DATA FOR THIS EXERCISE:
##############################
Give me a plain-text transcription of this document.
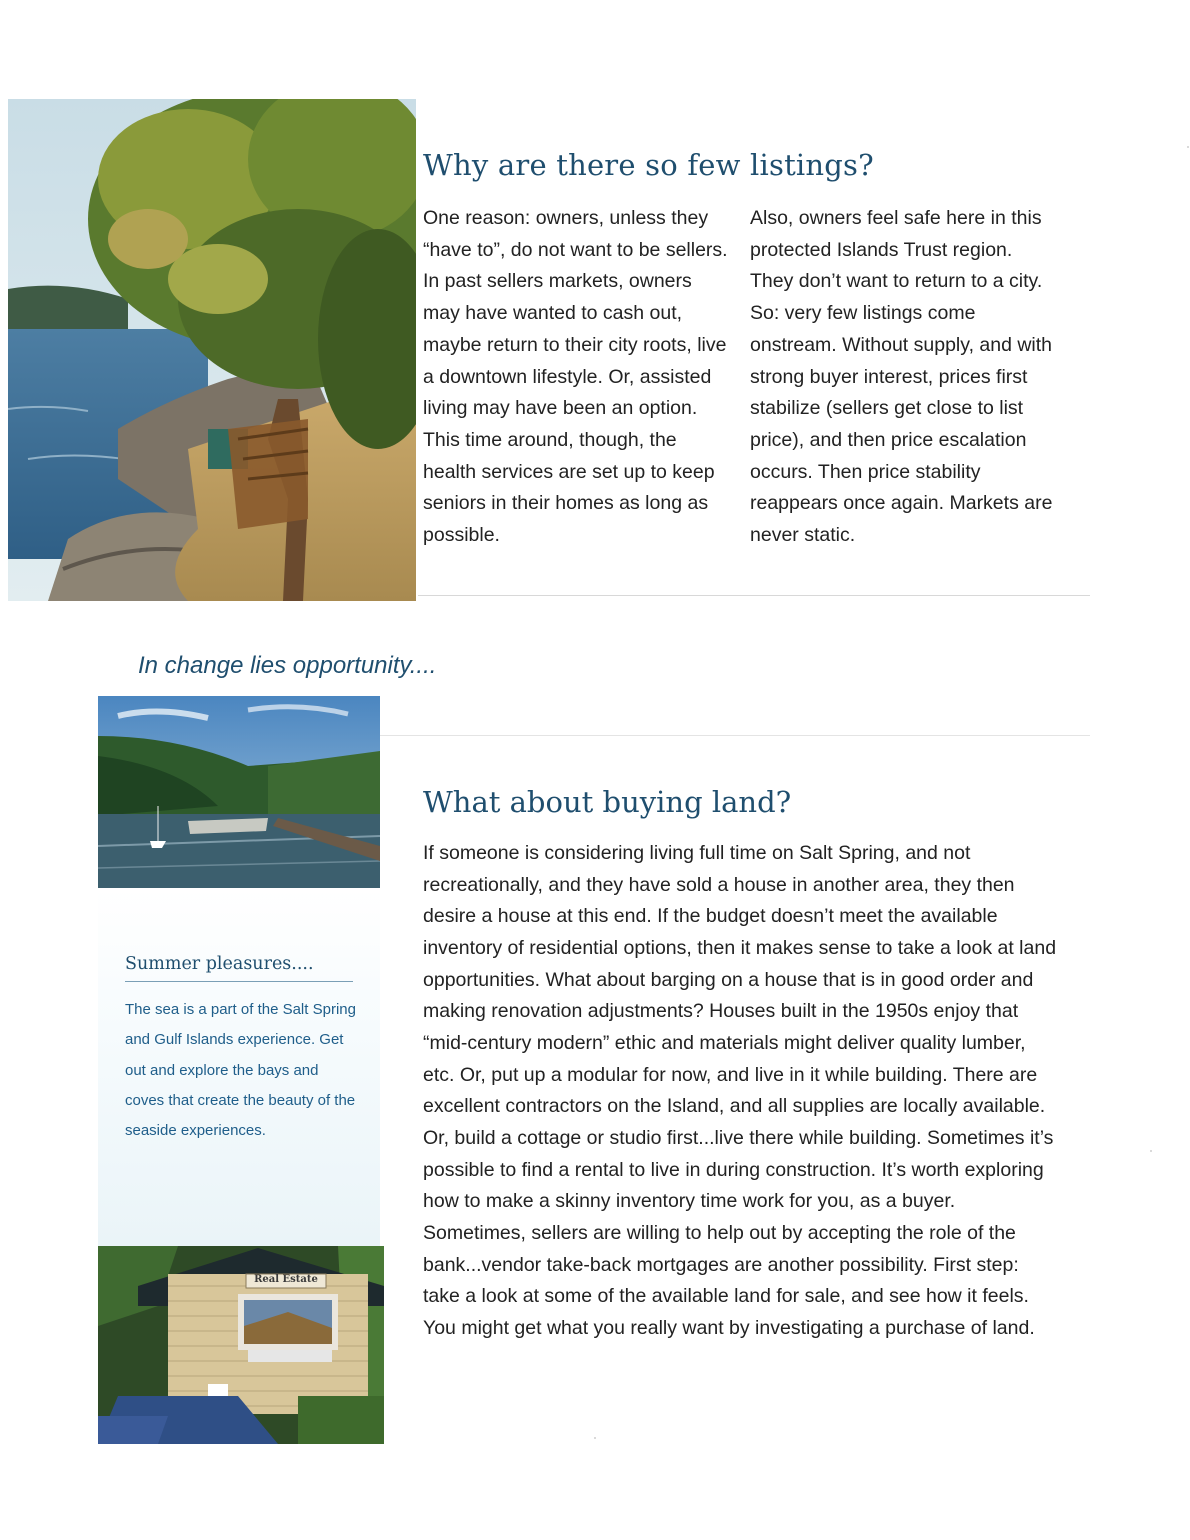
Why are there so few listings?
One reason: owners, unless they “have to”, do not want to be sellers. In past sellers markets, owners may have wanted to cash out, maybe return to their city roots, live a downtown lifestyle. Or, assisted living may have been an option. This time around, though, the health services are set up to keep seniors in their homes as long as possible.
Also, owners feel safe here in this protected Islands Trust region. They don’t want to return to a city. So: very few listings come onstream. Without supply, and with strong buyer interest, prices first stabilize (sellers get close to list price), and then price escalation occurs. Then price stability reappears once again. Markets are never static.
In change lies opportunity....
Summer pleasures....
The sea is a part of the Salt Spring and Gulf Islands experience. Get out and explore the bays and coves that create the beauty of the seaside experiences.
Real Estate
What about buying land?
If someone is considering living full time on Salt Spring, and not recreationally, and they have sold a house in another area, they then desire a house at this end. If the budget doesn’t meet the available inventory of residential options, then it makes sense to take a look at land opportunities. What about barging on a house that is in good order and making renovation adjustments? Houses built in the 1950s enjoy that “mid-century modern” ethic and materials might deliver quality lumber, etc. Or, put up a modular for now, and live in it while building. There are excellent contractors on the Island, and all supplies are locally available. Or, build a cottage or studio first...live there while building. Sometimes it’s possible to find a rental to live in during construction. It’s worth exploring how to make a skinny inventory time work for you, as a buyer. Sometimes, sellers are willing to help out by accepting the role of the bank...vendor take-back mortgages are another possibility. First step: take a look at some of the available land for sale, and see how it feels. You might get what you really want by investigating a purchase of land.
##############################
YOUR OBJECTIVE: Reproduce the material in its entirety and word for word, without the pictures.

EXPECTED OUTPUT:
Give me a plain-text transcription of this document.
Why are there so few listings?
One reason: owners, unless they “have to”, do not want to be sellers. In past sellers markets, owners may have wanted to cash out, maybe return to their city roots, live a downtown lifestyle. Or, assisted living may have been an option. This time around, though, the health services are set up to keep seniors in their homes as long as possible.
Also, owners feel safe here in this protected Islands Trust region. They don’t want to return to a city. So: very few listings come onstream. Without supply, and with strong buyer interest, prices first stabilize (sellers get close to list price), and then price escalation occurs. Then price stability reappears once again. Markets are never static.
In change lies opportunity....
Summer pleasures....
The sea is a part of the Salt Spring and Gulf Islands experience. Get out and explore the bays and coves that create the beauty of the seaside experiences.
Real Estate
What about buying land?
If someone is considering living full time on Salt Spring, and not recreationally, and they have sold a house in another area, they then desire a house at this end. If the budget doesn’t meet the available inventory of residential options, then it makes sense to take a look at land opportunities. What about barging on a house that is in good order and making renovation adjustments? Houses built in the 1950s enjoy that “mid-century modern” ethic and materials might deliver quality lumber, etc. Or, put up a modular for now, and live in it while building. There are excellent contractors on the Island, and all supplies are locally available. Or, build a cottage or studio first...live there while building. Sometimes it’s possible to find a rental to live in during construction. It’s worth exploring how to make a skinny inventory time work for you, as a buyer. Sometimes, sellers are willing to help out by accepting the role of the bank...vendor take-back mortgages are another possibility. First step: take a look at some of the available land for sale, and see how it feels. You might get what you really want by investigating a purchase of land.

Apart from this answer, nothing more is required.